Exercise details >> Would you quote every entry exactly, dropping only the pictures?
---------- Data for analysis
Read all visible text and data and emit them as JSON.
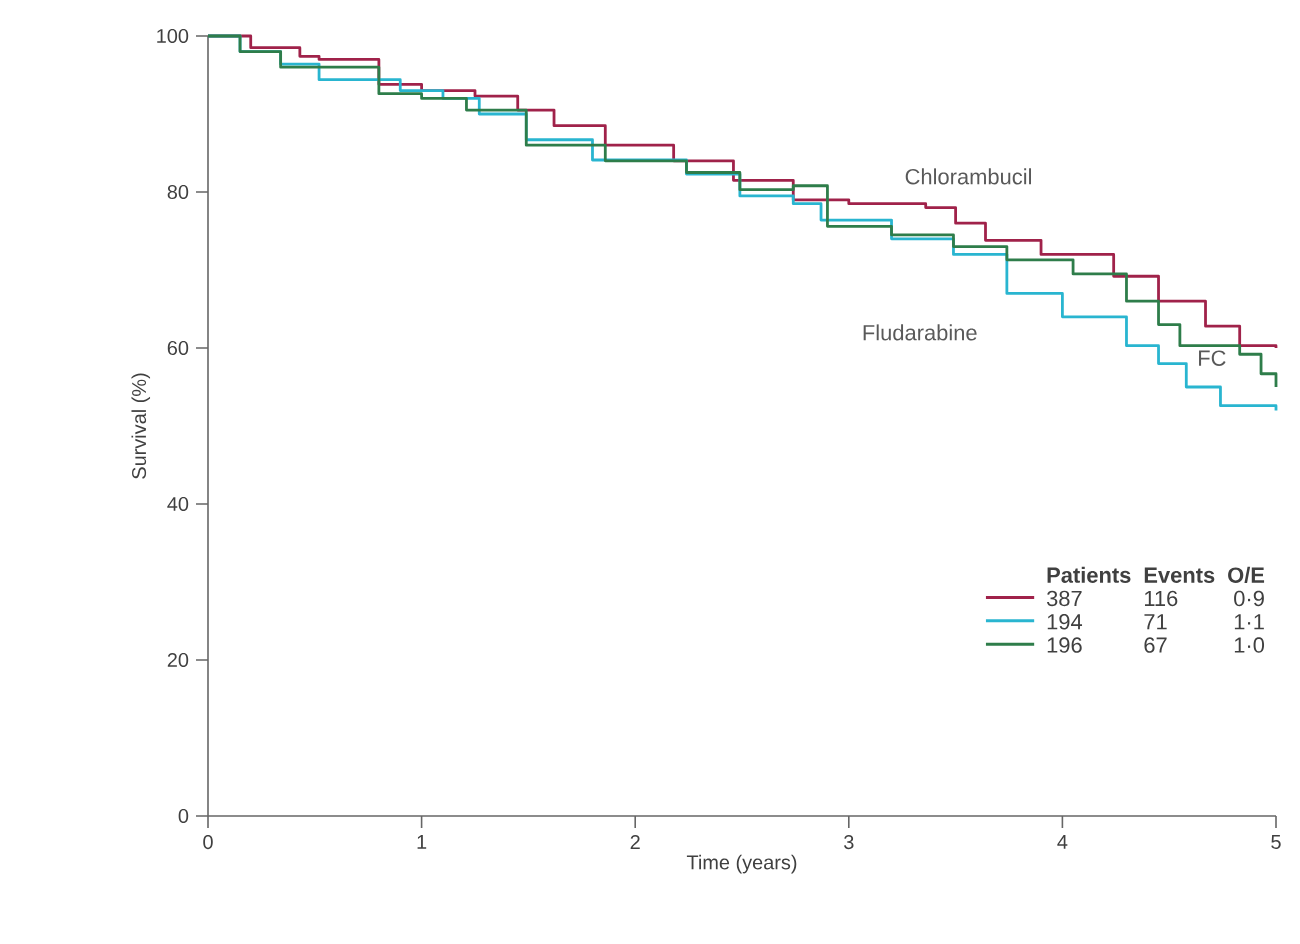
{
  "chart_data": {
    "type": "step",
    "xlabel": "Time (years)",
    "ylabel": "Survival (%)",
    "xlim": [
      0,
      5
    ],
    "ylim": [
      0,
      100
    ],
    "xticks": [
      0,
      1,
      2,
      3,
      4,
      5
    ],
    "yticks": [
      0,
      20,
      40,
      60,
      80,
      100
    ],
    "grid": false,
    "marker": "none",
    "line_style": "solid",
    "series": [
      {
        "name": "Chlorambucil",
        "color": "#a0224a",
        "x": [
          0,
          0.2,
          0.43,
          0.52,
          0.8,
          1.0,
          1.25,
          1.45,
          1.62,
          1.86,
          2.18,
          2.46,
          2.74,
          3.0,
          3.36,
          3.5,
          3.64,
          3.9,
          4.24,
          4.45,
          4.67,
          4.83,
          5.0
        ],
        "values": [
          100,
          98.5,
          97.4,
          97,
          93.8,
          93,
          92.3,
          90.5,
          88.5,
          86,
          84,
          81.5,
          79,
          78.5,
          78,
          76,
          73.8,
          72,
          69.2,
          66,
          62.8,
          60.3,
          60
        ]
      },
      {
        "name": "Fludarabine",
        "color": "#29b5d0",
        "x": [
          0,
          0.15,
          0.34,
          0.52,
          0.9,
          1.1,
          1.27,
          1.49,
          1.8,
          2.24,
          2.49,
          2.74,
          2.87,
          3.2,
          3.49,
          3.74,
          4.0,
          4.3,
          4.45,
          4.58,
          4.74,
          5.0
        ],
        "values": [
          100,
          98,
          96.4,
          94.4,
          93,
          92,
          90,
          86.7,
          84.1,
          82.3,
          79.5,
          78.5,
          76.4,
          74,
          72,
          67,
          64,
          60.3,
          58,
          55,
          52.6,
          52
        ]
      },
      {
        "name": "FC",
        "color": "#2e7d4a",
        "x": [
          0,
          0.15,
          0.34,
          0.8,
          1.0,
          1.21,
          1.49,
          1.86,
          2.24,
          2.49,
          2.74,
          2.9,
          3.2,
          3.49,
          3.74,
          4.05,
          4.3,
          4.45,
          4.55,
          4.83,
          4.93,
          5.0
        ],
        "values": [
          100,
          98,
          96,
          92.6,
          92,
          90.5,
          86,
          84,
          82.5,
          80.3,
          80.8,
          75.6,
          74.5,
          73,
          71.3,
          69.5,
          66,
          63,
          60.3,
          59.2,
          56.7,
          55
        ]
      }
    ],
    "annotations": [
      "Patients",
      "Events",
      "O/E",
      "387",
      "116",
      "0·9",
      "194",
      "71",
      "1·1",
      "196",
      "67",
      "1·0"
    ]
  }
}
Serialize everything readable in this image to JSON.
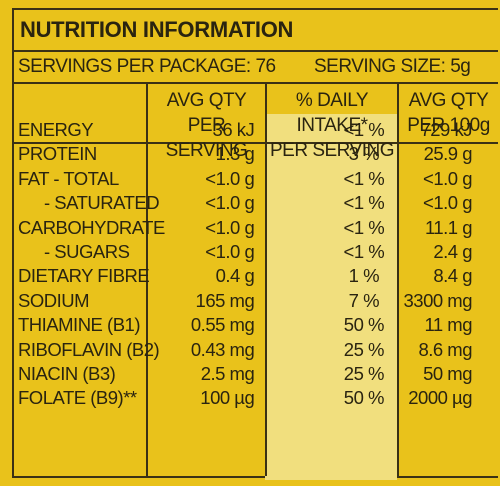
{
  "title": "NUTRITION INFORMATION",
  "servings_per_package": "SERVINGS PER PACKAGE: 76",
  "serving_size": "SERVING SIZE: 5g",
  "headers": {
    "col1_line1": "AVG QTY PER",
    "col1_line2": "SERVING",
    "col2_line1": "% DAILY INTAKE*",
    "col2_line2": "PER SERVING",
    "col3_line1": "AVG QTY",
    "col3_line2": "PER 100g"
  },
  "rows": [
    {
      "name": "ENERGY",
      "indent": false,
      "per_serving": "36 kJ",
      "daily_intake": "<1 %",
      "per_100g": "729 kJ"
    },
    {
      "name": "PROTEIN",
      "indent": false,
      "per_serving": "1.3 g",
      "daily_intake": "3 %",
      "per_100g": "25.9 g"
    },
    {
      "name": "FAT - TOTAL",
      "indent": false,
      "per_serving": "<1.0 g",
      "daily_intake": "<1 %",
      "per_100g": "<1.0 g"
    },
    {
      "name": "- SATURATED",
      "indent": true,
      "per_serving": "<1.0 g",
      "daily_intake": "<1 %",
      "per_100g": "<1.0 g"
    },
    {
      "name": "CARBOHYDRATE",
      "indent": false,
      "per_serving": "<1.0 g",
      "daily_intake": "<1 %",
      "per_100g": "11.1 g"
    },
    {
      "name": "- SUGARS",
      "indent": true,
      "per_serving": "<1.0 g",
      "daily_intake": "<1 %",
      "per_100g": "2.4 g"
    },
    {
      "name": "DIETARY FIBRE",
      "indent": false,
      "per_serving": "0.4 g",
      "daily_intake": "1 %",
      "per_100g": "8.4 g"
    },
    {
      "name": "SODIUM",
      "indent": false,
      "per_serving": "165 mg",
      "daily_intake": "7 %",
      "per_100g": "3300 mg"
    },
    {
      "name": "THIAMINE (B1)",
      "indent": false,
      "per_serving": "0.55 mg",
      "daily_intake": "50 %",
      "per_100g": "11 mg"
    },
    {
      "name": "RIBOFLAVIN (B2)",
      "indent": false,
      "per_serving": "0.43 mg",
      "daily_intake": "25 %",
      "per_100g": "8.6 mg"
    },
    {
      "name": "NIACIN (B3)",
      "indent": false,
      "per_serving": "2.5 mg",
      "daily_intake": "25 %",
      "per_100g": "50 mg"
    },
    {
      "name": "FOLATE (B9)**",
      "indent": false,
      "per_serving": "100 µg",
      "daily_intake": "50 %",
      "per_100g": "2000 µg"
    }
  ],
  "colors": {
    "background": "#e9c21b",
    "daily_intake_column": "#f1df7e",
    "text": "#2a2410"
  }
}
--------------------
Response area >>
Read all visible text and data and emit them as JSON.
{
  "chart_data": {
    "type": "step",
    "xlabel": "Time (years)",
    "ylabel": "Survival (%)",
    "xlim": [
      0,
      5
    ],
    "ylim": [
      0,
      100
    ],
    "xticks": [
      0,
      1,
      2,
      3,
      4,
      5
    ],
    "yticks": [
      0,
      20,
      40,
      60,
      80,
      100
    ],
    "grid": false,
    "marker": "none",
    "line_style": "solid",
    "series": [
      {
        "name": "Chlorambucil",
        "color": "#a0224a",
        "x": [
          0,
          0.2,
          0.43,
          0.52,
          0.8,
          1.0,
          1.25,
          1.45,
          1.62,
          1.86,
          2.18,
          2.46,
          2.74,
          3.0,
          3.36,
          3.5,
          3.64,
          3.9,
          4.24,
          4.45,
          4.67,
          4.83,
          5.0
        ],
        "values": [
          100,
          98.5,
          97.4,
          97,
          93.8,
          93,
          92.3,
          90.5,
          88.5,
          86,
          84,
          81.5,
          79,
          78.5,
          78,
          76,
          73.8,
          72,
          69.2,
          66,
          62.8,
          60.3,
          60
        ]
      },
      {
        "name": "Fludarabine",
        "color": "#29b5d0",
        "x": [
          0,
          0.15,
          0.34,
          0.52,
          0.9,
          1.1,
          1.27,
          1.49,
          1.8,
          2.24,
          2.49,
          2.74,
          2.87,
          3.2,
          3.49,
          3.74,
          4.0,
          4.3,
          4.45,
          4.58,
          4.74,
          5.0
        ],
        "values": [
          100,
          98,
          96.4,
          94.4,
          93,
          92,
          90,
          86.7,
          84.1,
          82.3,
          79.5,
          78.5,
          76.4,
          74,
          72,
          67,
          64,
          60.3,
          58,
          55,
          52.6,
          52
        ]
      },
      {
        "name": "FC",
        "color": "#2e7d4a",
        "x": [
          0,
          0.15,
          0.34,
          0.8,
          1.0,
          1.21,
          1.49,
          1.86,
          2.24,
          2.49,
          2.74,
          2.9,
          3.2,
          3.49,
          3.74,
          4.05,
          4.3,
          4.45,
          4.55,
          4.83,
          4.93,
          5.0
        ],
        "values": [
          100,
          98,
          96,
          92.6,
          92,
          90.5,
          86,
          84,
          82.5,
          80.3,
          80.8,
          75.6,
          74.5,
          73,
          71.3,
          69.5,
          66,
          63,
          60.3,
          59.2,
          56.7,
          55
        ]
      }
    ],
    "annotations": [
      "Patients",
      "Events",
      "O/E",
      "387",
      "116",
      "0·9",
      "194",
      "71",
      "1·1",
      "196",
      "67",
      "1·0"
    ]
  }
}
Serialize everything readable in this image to JSON.
{
  "title": "NUTRITION INFORMATION",
  "servings_per_package": "SERVINGS PER PACKAGE: 76",
  "serving_size": "SERVING SIZE: 5g",
  "headers": {
    "col1_line1": "AVG QTY PER",
    "col1_line2": "SERVING",
    "col2_line1": "% DAILY INTAKE*",
    "col2_line2": "PER SERVING",
    "col3_line1": "AVG QTY",
    "col3_line2": "PER 100g"
  },
  "rows": [
    {
      "name": "ENERGY",
      "indent": false,
      "per_serving": "36 kJ",
      "daily_intake": "<1 %",
      "per_100g": "729 kJ"
    },
    {
      "name": "PROTEIN",
      "indent": false,
      "per_serving": "1.3 g",
      "daily_intake": "3 %",
      "per_100g": "25.9 g"
    },
    {
      "name": "FAT - TOTAL",
      "indent": false,
      "per_serving": "<1.0 g",
      "daily_intake": "<1 %",
      "per_100g": "<1.0 g"
    },
    {
      "name": "- SATURATED",
      "indent": true,
      "per_serving": "<1.0 g",
      "daily_intake": "<1 %",
      "per_100g": "<1.0 g"
    },
    {
      "name": "CARBOHYDRATE",
      "indent": false,
      "per_serving": "<1.0 g",
      "daily_intake": "<1 %",
      "per_100g": "11.1 g"
    },
    {
      "name": "- SUGARS",
      "indent": true,
      "per_serving": "<1.0 g",
      "daily_intake": "<1 %",
      "per_100g": "2.4 g"
    },
    {
      "name": "DIETARY FIBRE",
      "indent": false,
      "per_serving": "0.4 g",
      "daily_intake": "1 %",
      "per_100g": "8.4 g"
    },
    {
      "name": "SODIUM",
      "indent": false,
      "per_serving": "165 mg",
      "daily_intake": "7 %",
      "per_100g": "3300 mg"
    },
    {
      "name": "THIAMINE (B1)",
      "indent": false,
      "per_serving": "0.55 mg",
      "daily_intake": "50 %",
      "per_100g": "11 mg"
    },
    {
      "name": "RIBOFLAVIN (B2)",
      "indent": false,
      "per_serving": "0.43 mg",
      "daily_intake": "25 %",
      "per_100g": "8.6 mg"
    },
    {
      "name": "NIACIN (B3)",
      "indent": false,
      "per_serving": "2.5 mg",
      "daily_intake": "25 %",
      "per_100g": "50 mg"
    },
    {
      "name": "FOLATE (B9)**",
      "indent": false,
      "per_serving": "100 µg",
      "daily_intake": "50 %",
      "per_100g": "2000 µg"
    }
  ],
  "colors": {
    "background": "#e9c21b",
    "daily_intake_column": "#f1df7e",
    "text": "#2a2410"
  }
}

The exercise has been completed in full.